→ Goal: Output all the material that follows, exactly as given.

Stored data

▬▬▬▬▬▬

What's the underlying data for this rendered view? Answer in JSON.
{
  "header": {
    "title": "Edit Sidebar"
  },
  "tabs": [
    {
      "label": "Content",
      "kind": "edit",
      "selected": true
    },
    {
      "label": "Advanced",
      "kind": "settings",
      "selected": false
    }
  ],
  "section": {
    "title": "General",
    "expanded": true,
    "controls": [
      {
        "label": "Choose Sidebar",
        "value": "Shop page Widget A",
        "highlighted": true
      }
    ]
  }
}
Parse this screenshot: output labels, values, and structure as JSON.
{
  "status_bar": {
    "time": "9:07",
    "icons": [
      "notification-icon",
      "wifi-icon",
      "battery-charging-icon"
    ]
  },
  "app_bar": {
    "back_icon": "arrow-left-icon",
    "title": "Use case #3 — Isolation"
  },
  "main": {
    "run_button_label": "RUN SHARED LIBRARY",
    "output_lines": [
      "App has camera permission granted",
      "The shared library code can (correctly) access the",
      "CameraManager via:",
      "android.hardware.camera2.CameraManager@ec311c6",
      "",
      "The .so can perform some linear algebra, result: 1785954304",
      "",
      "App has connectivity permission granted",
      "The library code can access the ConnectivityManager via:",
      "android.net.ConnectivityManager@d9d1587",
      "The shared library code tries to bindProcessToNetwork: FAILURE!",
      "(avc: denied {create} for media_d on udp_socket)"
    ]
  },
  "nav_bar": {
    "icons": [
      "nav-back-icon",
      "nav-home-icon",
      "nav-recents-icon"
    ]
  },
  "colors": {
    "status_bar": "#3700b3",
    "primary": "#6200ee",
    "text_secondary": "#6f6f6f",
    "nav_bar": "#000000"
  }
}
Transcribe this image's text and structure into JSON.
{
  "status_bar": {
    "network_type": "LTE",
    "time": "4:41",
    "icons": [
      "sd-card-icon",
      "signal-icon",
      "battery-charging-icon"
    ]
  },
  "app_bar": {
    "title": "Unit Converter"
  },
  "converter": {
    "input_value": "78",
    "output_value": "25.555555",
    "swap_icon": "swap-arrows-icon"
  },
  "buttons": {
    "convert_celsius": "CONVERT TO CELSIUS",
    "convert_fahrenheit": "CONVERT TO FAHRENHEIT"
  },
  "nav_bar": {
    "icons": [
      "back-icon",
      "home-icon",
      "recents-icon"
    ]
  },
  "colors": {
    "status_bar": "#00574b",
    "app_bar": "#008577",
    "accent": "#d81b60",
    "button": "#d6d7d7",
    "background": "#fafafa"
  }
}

▬▬▬▬▬▬

→ Finished task:
What's the underlying data for this rendered view? Answer in JSON.
{
  "header": {
    "title": "Edit Sidebar"
  },
  "tabs": [
    {
      "label": "Content",
      "kind": "edit",
      "selected": true
    },
    {
      "label": "Advanced",
      "kind": "settings",
      "selected": false
    }
  ],
  "section": {
    "title": "General",
    "expanded": true,
    "controls": [
      {
        "label": "Choose Sidebar",
        "value": "Shop page Widget A",
        "highlighted": true
      }
    ]
  }
}
Parse this screenshot: output labels, values, and structure as JSON.
{
  "status_bar": {
    "time": "9:07",
    "icons": [
      "notification-icon",
      "wifi-icon",
      "battery-charging-icon"
    ]
  },
  "app_bar": {
    "back_icon": "arrow-left-icon",
    "title": "Use case #3 — Isolation"
  },
  "main": {
    "run_button_label": "RUN SHARED LIBRARY",
    "output_lines": [
      "App has camera permission granted",
      "The shared library code can (correctly) access the",
      "CameraManager via:",
      "android.hardware.camera2.CameraManager@ec311c6",
      "",
      "The .so can perform some linear algebra, result: 1785954304",
      "",
      "App has connectivity permission granted",
      "The library code can access the ConnectivityManager via:",
      "android.net.ConnectivityManager@d9d1587",
      "The shared library code tries to bindProcessToNetwork: FAILURE!",
      "(avc: denied {create} for media_d on udp_socket)"
    ]
  },
  "nav_bar": {
    "icons": [
      "nav-back-icon",
      "nav-home-icon",
      "nav-recents-icon"
    ]
  },
  "colors": {
    "status_bar": "#3700b3",
    "primary": "#6200ee",
    "text_secondary": "#6f6f6f",
    "nav_bar": "#000000"
  }
}
Transcribe this image's text and structure into JSON.
{
  "status_bar": {
    "network_type": "LTE",
    "time": "4:41",
    "icons": [
      "sd-card-icon",
      "signal-icon",
      "battery-charging-icon"
    ]
  },
  "app_bar": {
    "title": "Unit Converter"
  },
  "converter": {
    "input_value": "78",
    "output_value": "25.555555",
    "swap_icon": "swap-arrows-icon"
  },
  "buttons": {
    "convert_celsius": "CONVERT TO CELSIUS",
    "convert_fahrenheit": "CONVERT TO FAHRENHEIT"
  },
  "nav_bar": {
    "icons": [
      "back-icon",
      "home-icon",
      "recents-icon"
    ]
  },
  "colors": {
    "status_bar": "#00574b",
    "app_bar": "#008577",
    "accent": "#d81b60",
    "button": "#d6d7d7",
    "background": "#fafafa"
  }
}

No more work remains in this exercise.